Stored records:
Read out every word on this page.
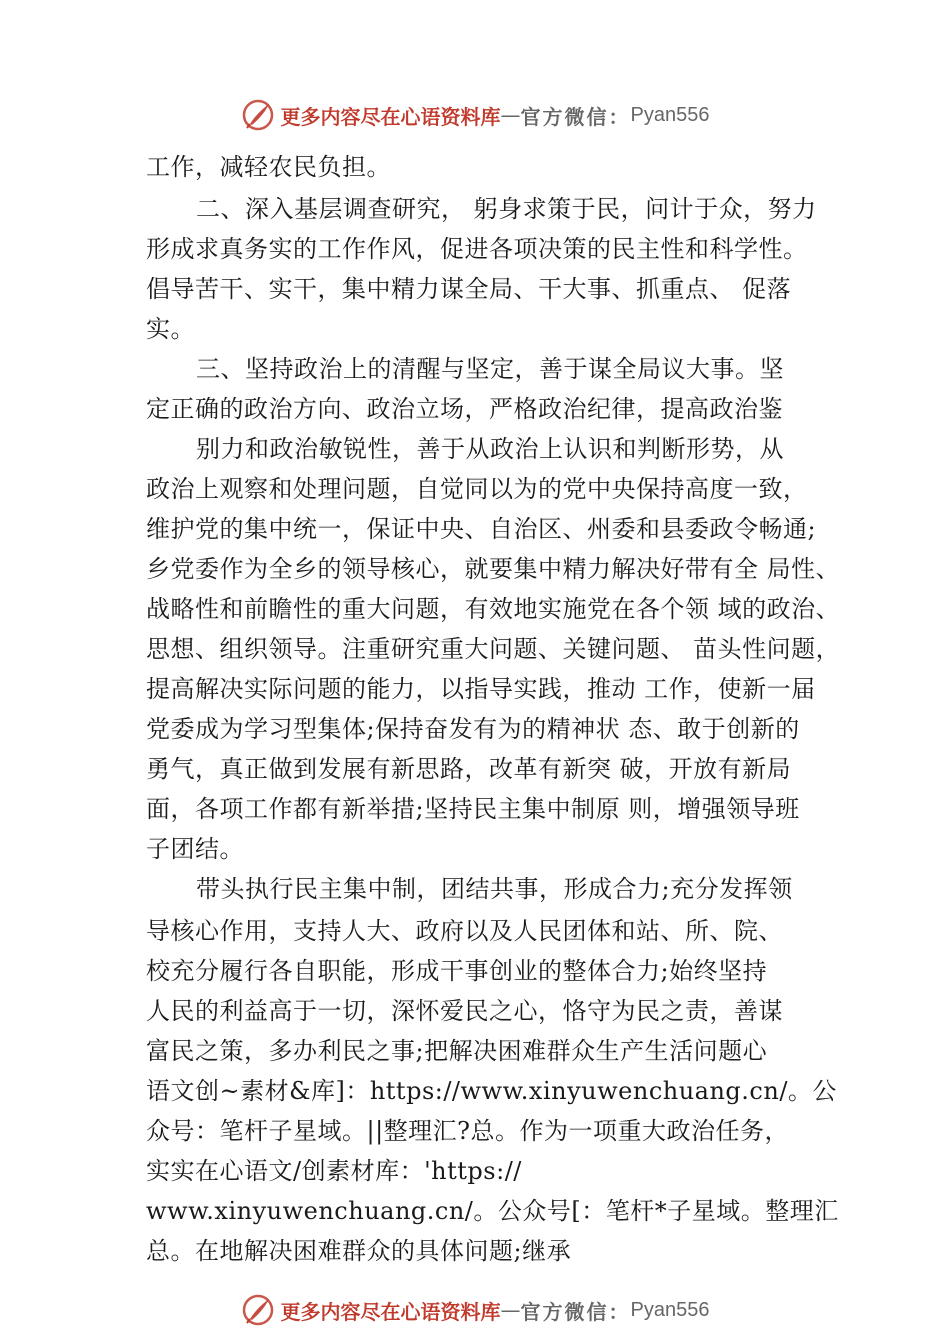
更多内容尽在心语资料库 — 官方微信： Pyan556
工作，减轻农民负担。
二、深入基层调查研究， 躬身求策于民，问计于众，努力
形成求真务实的工作作风，促进各项决策的民主性和科学性。
倡导苦干、实干，集中精力谋全局、干大事、抓重点、 促落
实。
三、坚持政治上的清醒与坚定，善于谋全局议大事。坚
定正确的政治方向、政治立场，严格政治纪律，提高政治鉴
别力和政治敏锐性，善于从政治上认识和判断形势，从
政治上观察和处理问题，自觉同以为的党中央保持高度一致，
维护党的集中统一，保证中央、自治区、州委和县委政令畅通;
乡党委作为全乡的领导核心，就要集中精力解决好带有全 局性、
战略性和前瞻性的重大问题，有效地实施党在各个领 域的政治、
思想、组织领导。注重研究重大问题、关键问题、 苗头性问题，
提高解决实际问题的能力，以指导实践，推动 工作，使新一届
党委成为学习型集体;保持奋发有为的精神状 态、敢于创新的
勇气，真正做到发展有新思路，改革有新突 破，开放有新局
面，各项工作都有新举措;坚持民主集中制原 则，增强领导班
子团结。
带头执行民主集中制，团结共事，形成合力;充分发挥领
导核心作用，支持人大、政府以及人民团体和站、所、院、
校充分履行各自职能，形成干事创业的整体合力;始终坚持
人民的利益高于一切，深怀爱民之心，恪守为民之责，善谋
富民之策，多办利民之事;把解决困难群众生产生活问题心
语文创~素材&库]：https://www.xinyuwenchuang.cn/。公
众号：笔杆子星域。||整理汇?总。作为一项重大政治任务，
实实在心语文/创素材库：'https://
www.xinyuwenchuang.cn/。公众号[：笔杆*子星域。整理汇
总。在地解决困难群众的具体问题;继承
更多内容尽在心语资料库 — 官方微信： Pyan556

* **WHAT IS REQUIRED**:
Make an exact copy of all the material, but keep the pictures out of it.

* **SOLUTION BELOW**:
Read out every word on this page.
更多内容尽在心语资料库 — 官方微信： Pyan556
工作，减轻农民负担。
二、深入基层调查研究， 躬身求策于民，问计于众，努力
形成求真务实的工作作风，促进各项决策的民主性和科学性。
倡导苦干、实干，集中精力谋全局、干大事、抓重点、 促落
实。
三、坚持政治上的清醒与坚定，善于谋全局议大事。坚
定正确的政治方向、政治立场，严格政治纪律，提高政治鉴
别力和政治敏锐性，善于从政治上认识和判断形势，从
政治上观察和处理问题，自觉同以为的党中央保持高度一致，
维护党的集中统一，保证中央、自治区、州委和县委政令畅通;
乡党委作为全乡的领导核心，就要集中精力解决好带有全 局性、
战略性和前瞻性的重大问题，有效地实施党在各个领 域的政治、
思想、组织领导。注重研究重大问题、关键问题、 苗头性问题，
提高解决实际问题的能力，以指导实践，推动 工作，使新一届
党委成为学习型集体;保持奋发有为的精神状 态、敢于创新的
勇气，真正做到发展有新思路，改革有新突 破，开放有新局
面，各项工作都有新举措;坚持民主集中制原 则，增强领导班
子团结。
带头执行民主集中制，团结共事，形成合力;充分发挥领
导核心作用，支持人大、政府以及人民团体和站、所、院、
校充分履行各自职能，形成干事创业的整体合力;始终坚持
人民的利益高于一切，深怀爱民之心，恪守为民之责，善谋
富民之策，多办利民之事;把解决困难群众生产生活问题心
语文创~素材&库]：https://www.xinyuwenchuang.cn/。公
众号：笔杆子星域。||整理汇?总。作为一项重大政治任务，
实实在心语文/创素材库：'https://
www.xinyuwenchuang.cn/。公众号[：笔杆*子星域。整理汇
总。在地解决困难群众的具体问题;继承
更多内容尽在心语资料库 — 官方微信： Pyan556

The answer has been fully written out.